> YOUR TASK
Scan the data below for the string "this". Show every line where it turns up.

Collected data

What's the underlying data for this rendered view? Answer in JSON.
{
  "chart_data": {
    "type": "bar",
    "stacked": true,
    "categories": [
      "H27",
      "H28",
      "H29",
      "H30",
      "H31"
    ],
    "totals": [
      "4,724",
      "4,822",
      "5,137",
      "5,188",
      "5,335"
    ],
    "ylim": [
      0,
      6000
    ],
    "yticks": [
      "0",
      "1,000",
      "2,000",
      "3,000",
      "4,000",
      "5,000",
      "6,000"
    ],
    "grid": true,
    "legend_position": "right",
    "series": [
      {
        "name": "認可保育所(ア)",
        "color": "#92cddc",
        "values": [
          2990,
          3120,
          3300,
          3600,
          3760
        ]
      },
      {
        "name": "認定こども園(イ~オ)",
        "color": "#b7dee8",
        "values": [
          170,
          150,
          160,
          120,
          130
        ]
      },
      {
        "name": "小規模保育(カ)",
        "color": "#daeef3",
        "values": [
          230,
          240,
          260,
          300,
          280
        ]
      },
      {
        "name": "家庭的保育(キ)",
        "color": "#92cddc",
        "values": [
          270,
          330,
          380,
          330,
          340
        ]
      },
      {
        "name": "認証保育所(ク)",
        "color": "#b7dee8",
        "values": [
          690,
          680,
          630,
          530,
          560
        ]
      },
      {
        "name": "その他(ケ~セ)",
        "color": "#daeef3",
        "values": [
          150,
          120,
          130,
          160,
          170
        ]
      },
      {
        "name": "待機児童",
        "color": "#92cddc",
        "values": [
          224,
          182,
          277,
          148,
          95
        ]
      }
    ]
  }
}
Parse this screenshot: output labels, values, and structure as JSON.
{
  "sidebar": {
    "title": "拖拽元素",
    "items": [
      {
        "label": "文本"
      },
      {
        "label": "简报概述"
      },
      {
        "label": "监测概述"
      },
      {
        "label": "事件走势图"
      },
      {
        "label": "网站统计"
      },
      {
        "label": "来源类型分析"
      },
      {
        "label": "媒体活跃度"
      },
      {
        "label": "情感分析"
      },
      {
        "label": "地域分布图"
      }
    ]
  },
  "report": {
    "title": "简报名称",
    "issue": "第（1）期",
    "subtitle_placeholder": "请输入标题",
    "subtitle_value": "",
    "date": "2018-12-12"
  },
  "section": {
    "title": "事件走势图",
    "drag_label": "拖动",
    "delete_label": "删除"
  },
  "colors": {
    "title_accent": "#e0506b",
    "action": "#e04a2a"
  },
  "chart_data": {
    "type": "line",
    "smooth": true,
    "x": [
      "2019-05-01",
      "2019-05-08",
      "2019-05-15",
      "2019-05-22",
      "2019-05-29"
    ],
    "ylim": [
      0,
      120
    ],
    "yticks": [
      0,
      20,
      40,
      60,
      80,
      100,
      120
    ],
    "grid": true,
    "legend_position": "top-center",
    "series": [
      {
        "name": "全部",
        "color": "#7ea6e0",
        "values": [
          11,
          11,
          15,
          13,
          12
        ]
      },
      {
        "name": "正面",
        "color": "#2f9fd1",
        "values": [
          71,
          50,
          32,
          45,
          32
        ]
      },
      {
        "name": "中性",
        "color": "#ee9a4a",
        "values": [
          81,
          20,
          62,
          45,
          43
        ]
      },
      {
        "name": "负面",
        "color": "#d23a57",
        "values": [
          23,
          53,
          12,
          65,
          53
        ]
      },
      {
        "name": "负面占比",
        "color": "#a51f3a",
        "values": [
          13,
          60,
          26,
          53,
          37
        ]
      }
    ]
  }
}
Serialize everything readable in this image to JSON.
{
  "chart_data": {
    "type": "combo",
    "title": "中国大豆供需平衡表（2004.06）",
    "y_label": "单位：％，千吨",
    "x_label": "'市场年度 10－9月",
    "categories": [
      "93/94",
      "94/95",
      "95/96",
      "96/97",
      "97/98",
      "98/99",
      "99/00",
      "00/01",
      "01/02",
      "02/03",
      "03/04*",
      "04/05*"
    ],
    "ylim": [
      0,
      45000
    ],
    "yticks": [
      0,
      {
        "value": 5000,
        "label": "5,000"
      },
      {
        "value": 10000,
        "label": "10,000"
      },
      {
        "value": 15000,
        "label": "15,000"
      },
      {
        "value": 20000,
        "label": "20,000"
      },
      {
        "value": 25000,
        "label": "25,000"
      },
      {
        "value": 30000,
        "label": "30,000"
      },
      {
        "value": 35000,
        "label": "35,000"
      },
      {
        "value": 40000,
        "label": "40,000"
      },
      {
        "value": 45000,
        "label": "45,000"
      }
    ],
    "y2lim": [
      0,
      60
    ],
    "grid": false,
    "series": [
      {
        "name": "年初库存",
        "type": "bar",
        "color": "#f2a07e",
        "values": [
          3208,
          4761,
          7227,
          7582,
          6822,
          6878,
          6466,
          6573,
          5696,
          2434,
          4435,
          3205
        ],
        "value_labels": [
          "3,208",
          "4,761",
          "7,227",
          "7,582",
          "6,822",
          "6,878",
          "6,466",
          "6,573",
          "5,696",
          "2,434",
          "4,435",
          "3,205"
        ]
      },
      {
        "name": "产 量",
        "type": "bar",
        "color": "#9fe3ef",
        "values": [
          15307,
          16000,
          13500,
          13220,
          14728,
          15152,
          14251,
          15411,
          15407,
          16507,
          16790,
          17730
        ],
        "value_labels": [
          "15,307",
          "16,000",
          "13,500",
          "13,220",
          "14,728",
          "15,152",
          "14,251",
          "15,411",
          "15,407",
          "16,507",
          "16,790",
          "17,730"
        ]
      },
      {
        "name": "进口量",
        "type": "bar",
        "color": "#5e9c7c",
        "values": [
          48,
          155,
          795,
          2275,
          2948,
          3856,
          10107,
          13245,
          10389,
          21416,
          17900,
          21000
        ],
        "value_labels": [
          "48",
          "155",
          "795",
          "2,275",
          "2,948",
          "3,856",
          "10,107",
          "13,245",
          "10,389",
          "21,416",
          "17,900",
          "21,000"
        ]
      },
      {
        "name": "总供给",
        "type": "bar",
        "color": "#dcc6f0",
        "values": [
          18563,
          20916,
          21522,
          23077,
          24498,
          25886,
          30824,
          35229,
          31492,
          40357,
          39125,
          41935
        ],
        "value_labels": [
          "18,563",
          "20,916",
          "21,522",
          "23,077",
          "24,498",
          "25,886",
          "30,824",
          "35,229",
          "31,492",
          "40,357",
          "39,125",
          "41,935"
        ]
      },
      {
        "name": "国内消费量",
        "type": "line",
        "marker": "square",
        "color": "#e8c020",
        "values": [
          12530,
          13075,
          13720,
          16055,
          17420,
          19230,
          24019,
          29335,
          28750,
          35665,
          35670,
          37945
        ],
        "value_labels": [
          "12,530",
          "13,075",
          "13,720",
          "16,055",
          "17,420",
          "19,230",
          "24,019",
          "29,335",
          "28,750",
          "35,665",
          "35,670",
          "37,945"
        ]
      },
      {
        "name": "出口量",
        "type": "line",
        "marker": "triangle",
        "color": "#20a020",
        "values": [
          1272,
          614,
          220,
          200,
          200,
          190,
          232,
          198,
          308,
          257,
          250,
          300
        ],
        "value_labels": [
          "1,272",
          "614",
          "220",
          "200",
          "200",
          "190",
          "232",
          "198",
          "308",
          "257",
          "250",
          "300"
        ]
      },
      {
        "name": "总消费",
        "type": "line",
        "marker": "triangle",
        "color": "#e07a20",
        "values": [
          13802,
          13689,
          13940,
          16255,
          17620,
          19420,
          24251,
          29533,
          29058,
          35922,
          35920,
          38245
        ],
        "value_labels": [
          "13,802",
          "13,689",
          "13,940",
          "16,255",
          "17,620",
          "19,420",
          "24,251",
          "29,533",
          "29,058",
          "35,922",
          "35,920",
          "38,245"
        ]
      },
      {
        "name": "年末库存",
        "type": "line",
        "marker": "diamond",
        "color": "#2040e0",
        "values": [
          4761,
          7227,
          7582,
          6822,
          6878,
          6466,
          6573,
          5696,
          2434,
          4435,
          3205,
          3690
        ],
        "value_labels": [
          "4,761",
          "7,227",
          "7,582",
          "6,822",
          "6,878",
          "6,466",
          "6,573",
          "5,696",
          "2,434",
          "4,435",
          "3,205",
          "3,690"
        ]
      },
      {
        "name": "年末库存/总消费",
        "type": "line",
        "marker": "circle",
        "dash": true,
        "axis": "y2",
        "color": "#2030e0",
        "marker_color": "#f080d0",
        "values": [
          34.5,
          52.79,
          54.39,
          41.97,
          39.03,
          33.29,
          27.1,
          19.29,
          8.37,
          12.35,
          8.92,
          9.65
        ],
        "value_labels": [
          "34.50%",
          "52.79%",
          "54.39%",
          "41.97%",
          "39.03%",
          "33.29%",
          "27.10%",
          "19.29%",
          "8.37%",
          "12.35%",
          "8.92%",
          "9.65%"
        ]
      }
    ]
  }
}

> COMPLETE RESPONSE
What's the underlying data for this rendered view? Answer in JSON.
Parse this screenshot: output labels, values, and structure as JSON.
Serialize everything readable in this image to JSON.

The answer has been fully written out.